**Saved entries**

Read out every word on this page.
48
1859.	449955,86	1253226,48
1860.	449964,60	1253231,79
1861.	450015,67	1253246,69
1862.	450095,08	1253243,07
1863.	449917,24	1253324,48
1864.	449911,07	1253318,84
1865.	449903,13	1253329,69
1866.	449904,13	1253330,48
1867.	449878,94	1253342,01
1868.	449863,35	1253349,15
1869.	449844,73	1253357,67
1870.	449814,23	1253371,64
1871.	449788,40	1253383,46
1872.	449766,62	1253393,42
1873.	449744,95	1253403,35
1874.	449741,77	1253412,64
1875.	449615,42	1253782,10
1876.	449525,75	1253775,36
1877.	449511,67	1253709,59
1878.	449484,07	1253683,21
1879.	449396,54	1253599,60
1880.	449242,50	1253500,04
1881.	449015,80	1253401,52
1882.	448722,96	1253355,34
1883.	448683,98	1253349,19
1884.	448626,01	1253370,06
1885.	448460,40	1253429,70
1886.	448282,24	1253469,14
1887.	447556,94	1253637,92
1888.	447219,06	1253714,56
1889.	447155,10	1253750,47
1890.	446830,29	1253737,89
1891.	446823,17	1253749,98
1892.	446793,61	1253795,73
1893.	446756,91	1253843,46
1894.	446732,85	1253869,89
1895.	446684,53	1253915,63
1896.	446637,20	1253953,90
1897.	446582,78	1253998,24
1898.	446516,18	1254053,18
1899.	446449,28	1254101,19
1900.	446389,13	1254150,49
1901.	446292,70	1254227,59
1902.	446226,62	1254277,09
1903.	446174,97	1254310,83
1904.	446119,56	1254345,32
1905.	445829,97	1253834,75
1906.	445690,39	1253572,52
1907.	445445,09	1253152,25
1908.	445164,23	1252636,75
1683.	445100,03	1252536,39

**WHAT THE TASK REQUIRES**
Exactly as shown, repeat every record.

**CORRECT OUTPUT**
Read out every word on this page.
48
1859.	449955,86	1253226,48
1860.	449964,60	1253231,79
1861.	450015,67	1253246,69
1862.	450095,08	1253243,07
1863.	449917,24	1253324,48
1864.	449911,07	1253318,84
1865.	449903,13	1253329,69
1866.	449904,13	1253330,48
1867.	449878,94	1253342,01
1868.	449863,35	1253349,15
1869.	449844,73	1253357,67
1870.	449814,23	1253371,64
1871.	449788,40	1253383,46
1872.	449766,62	1253393,42
1873.	449744,95	1253403,35
1874.	449741,77	1253412,64
1875.	449615,42	1253782,10
1876.	449525,75	1253775,36
1877.	449511,67	1253709,59
1878.	449484,07	1253683,21
1879.	449396,54	1253599,60
1880.	449242,50	1253500,04
1881.	449015,80	1253401,52
1882.	448722,96	1253355,34
1883.	448683,98	1253349,19
1884.	448626,01	1253370,06
1885.	448460,40	1253429,70
1886.	448282,24	1253469,14
1887.	447556,94	1253637,92
1888.	447219,06	1253714,56
1889.	447155,10	1253750,47
1890.	446830,29	1253737,89
1891.	446823,17	1253749,98
1892.	446793,61	1253795,73
1893.	446756,91	1253843,46
1894.	446732,85	1253869,89
1895.	446684,53	1253915,63
1896.	446637,20	1253953,90
1897.	446582,78	1253998,24
1898.	446516,18	1254053,18
1899.	446449,28	1254101,19
1900.	446389,13	1254150,49
1901.	446292,70	1254227,59
1902.	446226,62	1254277,09
1903.	446174,97	1254310,83
1904.	446119,56	1254345,32
1905.	445829,97	1253834,75
1906.	445690,39	1253572,52
1907.	445445,09	1253152,25
1908.	445164,23	1252636,75
1683.	445100,03	1252536,39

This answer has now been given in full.